▶ **Exercise requirements**
Pull out every line with the word "document".

▶ **Provided data**

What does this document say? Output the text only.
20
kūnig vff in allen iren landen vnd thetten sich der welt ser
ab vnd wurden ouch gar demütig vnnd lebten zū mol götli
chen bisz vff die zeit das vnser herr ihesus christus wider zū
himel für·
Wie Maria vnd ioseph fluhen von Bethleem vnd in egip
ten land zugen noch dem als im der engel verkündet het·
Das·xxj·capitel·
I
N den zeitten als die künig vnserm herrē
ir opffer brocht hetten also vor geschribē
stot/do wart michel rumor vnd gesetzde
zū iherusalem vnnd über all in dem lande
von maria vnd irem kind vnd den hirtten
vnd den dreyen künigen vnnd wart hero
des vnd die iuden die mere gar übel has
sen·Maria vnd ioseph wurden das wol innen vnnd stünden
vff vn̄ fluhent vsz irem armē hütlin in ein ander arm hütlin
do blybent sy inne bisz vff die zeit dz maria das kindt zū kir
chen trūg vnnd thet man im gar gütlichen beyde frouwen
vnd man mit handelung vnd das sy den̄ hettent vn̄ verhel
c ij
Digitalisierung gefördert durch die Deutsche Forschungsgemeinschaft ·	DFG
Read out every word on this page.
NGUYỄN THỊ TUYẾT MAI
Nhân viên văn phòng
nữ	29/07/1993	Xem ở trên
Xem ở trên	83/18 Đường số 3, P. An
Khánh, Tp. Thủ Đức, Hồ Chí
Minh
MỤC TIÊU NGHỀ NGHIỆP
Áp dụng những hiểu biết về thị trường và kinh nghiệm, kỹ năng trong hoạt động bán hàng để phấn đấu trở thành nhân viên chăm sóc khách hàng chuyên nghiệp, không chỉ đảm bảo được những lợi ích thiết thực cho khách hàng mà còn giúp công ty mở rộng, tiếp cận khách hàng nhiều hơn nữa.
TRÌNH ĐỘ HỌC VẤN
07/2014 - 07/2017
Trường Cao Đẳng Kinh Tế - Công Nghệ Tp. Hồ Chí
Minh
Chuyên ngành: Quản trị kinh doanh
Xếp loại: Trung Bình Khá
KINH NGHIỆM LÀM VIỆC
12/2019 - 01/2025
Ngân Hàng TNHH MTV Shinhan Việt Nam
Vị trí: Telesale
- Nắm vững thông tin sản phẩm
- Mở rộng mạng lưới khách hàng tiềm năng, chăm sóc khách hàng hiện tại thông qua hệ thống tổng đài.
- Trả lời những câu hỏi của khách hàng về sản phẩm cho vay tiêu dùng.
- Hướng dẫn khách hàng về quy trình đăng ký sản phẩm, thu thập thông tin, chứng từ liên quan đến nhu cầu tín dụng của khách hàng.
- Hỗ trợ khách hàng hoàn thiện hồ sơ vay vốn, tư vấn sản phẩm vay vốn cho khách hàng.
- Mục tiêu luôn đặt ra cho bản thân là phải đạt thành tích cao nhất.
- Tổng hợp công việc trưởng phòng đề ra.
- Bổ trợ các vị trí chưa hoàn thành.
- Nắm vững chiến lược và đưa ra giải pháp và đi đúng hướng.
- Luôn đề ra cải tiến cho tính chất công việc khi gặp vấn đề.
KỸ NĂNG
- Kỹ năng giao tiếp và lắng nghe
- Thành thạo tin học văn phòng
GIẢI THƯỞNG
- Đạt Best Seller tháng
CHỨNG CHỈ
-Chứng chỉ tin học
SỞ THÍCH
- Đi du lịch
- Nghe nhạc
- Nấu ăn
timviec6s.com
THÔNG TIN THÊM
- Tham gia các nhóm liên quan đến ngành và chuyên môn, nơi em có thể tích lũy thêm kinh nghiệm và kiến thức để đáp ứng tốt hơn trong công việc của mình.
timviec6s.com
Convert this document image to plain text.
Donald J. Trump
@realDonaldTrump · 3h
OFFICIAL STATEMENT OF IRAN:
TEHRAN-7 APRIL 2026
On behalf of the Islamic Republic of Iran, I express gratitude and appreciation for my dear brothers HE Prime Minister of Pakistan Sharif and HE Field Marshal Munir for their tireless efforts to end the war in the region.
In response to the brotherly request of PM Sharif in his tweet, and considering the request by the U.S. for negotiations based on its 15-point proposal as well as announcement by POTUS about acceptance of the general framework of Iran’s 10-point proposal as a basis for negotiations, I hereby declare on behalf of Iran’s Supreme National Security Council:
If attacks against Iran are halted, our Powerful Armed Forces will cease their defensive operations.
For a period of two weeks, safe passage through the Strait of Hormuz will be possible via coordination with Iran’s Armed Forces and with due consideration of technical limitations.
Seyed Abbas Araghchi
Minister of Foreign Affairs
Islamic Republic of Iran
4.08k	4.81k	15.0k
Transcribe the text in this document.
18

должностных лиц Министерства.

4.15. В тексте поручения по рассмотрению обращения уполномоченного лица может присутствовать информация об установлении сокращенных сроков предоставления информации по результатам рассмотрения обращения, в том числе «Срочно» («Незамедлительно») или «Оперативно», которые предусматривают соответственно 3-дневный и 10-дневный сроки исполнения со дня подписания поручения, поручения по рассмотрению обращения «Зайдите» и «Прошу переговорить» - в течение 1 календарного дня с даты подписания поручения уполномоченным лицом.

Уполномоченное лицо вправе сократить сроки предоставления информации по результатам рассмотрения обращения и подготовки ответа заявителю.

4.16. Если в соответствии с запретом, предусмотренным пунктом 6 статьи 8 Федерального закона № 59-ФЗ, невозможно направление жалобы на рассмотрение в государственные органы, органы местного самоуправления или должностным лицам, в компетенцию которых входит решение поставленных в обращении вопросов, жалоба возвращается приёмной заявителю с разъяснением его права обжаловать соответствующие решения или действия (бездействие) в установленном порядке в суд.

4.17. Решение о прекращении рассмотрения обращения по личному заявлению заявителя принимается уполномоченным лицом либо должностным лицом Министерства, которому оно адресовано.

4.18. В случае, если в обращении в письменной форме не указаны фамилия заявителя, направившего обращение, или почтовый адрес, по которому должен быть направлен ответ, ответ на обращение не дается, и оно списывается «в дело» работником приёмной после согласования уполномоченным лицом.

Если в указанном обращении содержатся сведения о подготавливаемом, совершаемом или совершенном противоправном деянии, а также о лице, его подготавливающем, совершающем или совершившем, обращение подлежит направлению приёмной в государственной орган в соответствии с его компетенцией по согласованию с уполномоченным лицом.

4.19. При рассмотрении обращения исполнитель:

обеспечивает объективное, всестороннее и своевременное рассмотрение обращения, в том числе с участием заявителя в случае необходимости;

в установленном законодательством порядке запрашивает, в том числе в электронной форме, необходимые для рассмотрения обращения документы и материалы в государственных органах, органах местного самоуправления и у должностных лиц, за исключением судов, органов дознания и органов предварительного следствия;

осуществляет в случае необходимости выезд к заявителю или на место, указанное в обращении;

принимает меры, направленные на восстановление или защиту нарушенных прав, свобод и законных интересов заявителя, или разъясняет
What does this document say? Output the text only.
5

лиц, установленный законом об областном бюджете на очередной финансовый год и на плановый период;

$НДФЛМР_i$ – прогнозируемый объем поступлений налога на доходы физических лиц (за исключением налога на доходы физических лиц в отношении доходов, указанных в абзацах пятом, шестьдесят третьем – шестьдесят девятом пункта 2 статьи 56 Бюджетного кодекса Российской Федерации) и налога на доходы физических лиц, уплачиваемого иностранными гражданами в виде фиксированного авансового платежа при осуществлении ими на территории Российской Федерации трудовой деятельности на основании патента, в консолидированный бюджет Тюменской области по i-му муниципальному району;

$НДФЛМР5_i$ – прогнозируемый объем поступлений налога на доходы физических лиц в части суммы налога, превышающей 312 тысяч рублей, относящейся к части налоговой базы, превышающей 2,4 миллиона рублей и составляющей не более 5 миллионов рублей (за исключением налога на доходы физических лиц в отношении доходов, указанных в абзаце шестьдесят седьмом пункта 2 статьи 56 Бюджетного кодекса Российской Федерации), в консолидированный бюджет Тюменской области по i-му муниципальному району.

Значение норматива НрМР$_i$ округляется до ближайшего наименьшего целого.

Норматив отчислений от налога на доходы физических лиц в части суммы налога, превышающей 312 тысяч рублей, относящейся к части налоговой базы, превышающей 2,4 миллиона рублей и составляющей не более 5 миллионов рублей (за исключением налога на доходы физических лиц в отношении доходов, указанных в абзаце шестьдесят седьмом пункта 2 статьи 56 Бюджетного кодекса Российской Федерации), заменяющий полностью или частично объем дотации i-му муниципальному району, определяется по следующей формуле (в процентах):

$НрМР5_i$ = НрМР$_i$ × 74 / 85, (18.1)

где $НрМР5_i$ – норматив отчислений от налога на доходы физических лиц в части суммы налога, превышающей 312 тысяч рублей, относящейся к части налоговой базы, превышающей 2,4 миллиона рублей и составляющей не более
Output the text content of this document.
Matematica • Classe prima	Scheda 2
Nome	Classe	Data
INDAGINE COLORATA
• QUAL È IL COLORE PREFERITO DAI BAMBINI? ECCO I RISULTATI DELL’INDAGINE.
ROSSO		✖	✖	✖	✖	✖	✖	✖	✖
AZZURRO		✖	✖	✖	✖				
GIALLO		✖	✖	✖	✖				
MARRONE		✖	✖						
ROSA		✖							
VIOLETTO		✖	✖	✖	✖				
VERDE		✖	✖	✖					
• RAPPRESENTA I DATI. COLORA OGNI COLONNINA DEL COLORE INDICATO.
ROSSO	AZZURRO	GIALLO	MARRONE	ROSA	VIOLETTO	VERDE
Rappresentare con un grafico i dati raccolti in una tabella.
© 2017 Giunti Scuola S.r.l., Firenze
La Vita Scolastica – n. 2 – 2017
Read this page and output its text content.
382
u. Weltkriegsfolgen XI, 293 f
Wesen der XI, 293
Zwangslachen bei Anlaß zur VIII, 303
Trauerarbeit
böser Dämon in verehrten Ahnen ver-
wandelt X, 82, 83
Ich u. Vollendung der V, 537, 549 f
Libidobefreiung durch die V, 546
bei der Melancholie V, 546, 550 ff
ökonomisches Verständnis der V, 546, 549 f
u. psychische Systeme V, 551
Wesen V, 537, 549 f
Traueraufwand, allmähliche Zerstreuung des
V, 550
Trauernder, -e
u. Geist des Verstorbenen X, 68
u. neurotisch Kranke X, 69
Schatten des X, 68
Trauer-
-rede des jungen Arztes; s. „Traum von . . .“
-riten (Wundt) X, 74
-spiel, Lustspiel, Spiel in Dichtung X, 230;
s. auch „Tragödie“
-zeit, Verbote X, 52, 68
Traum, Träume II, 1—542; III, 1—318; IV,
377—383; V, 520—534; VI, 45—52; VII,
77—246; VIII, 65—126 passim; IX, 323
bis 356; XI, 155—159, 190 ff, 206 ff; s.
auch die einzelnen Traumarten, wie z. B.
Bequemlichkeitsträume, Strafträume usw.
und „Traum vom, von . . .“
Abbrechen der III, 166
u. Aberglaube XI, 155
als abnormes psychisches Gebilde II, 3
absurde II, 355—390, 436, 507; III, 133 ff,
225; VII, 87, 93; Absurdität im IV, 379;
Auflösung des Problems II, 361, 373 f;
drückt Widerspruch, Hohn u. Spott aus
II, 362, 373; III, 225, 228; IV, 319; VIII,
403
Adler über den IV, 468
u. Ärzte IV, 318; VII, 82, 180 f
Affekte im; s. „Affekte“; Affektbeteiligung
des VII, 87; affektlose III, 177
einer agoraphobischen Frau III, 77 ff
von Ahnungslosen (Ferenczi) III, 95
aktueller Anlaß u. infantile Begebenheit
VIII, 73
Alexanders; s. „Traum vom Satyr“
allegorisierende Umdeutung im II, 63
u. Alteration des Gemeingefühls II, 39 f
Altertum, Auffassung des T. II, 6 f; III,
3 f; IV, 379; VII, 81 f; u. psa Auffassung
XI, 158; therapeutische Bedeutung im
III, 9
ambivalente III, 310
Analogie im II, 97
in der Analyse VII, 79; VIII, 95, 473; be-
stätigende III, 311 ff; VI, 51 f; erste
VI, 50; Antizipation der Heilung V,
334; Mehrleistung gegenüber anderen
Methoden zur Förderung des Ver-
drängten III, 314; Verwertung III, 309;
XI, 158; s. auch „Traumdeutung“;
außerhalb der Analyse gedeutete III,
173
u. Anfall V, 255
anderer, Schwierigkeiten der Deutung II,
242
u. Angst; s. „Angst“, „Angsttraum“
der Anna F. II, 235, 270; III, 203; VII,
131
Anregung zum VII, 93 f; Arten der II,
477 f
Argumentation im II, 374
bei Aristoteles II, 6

▶ **Expected answer**
What does this document say? Output the text only.
Convert this document image to plain text.
Transcribe the text in this document.
What does this document say? Output the text only.
Output the text content of this document.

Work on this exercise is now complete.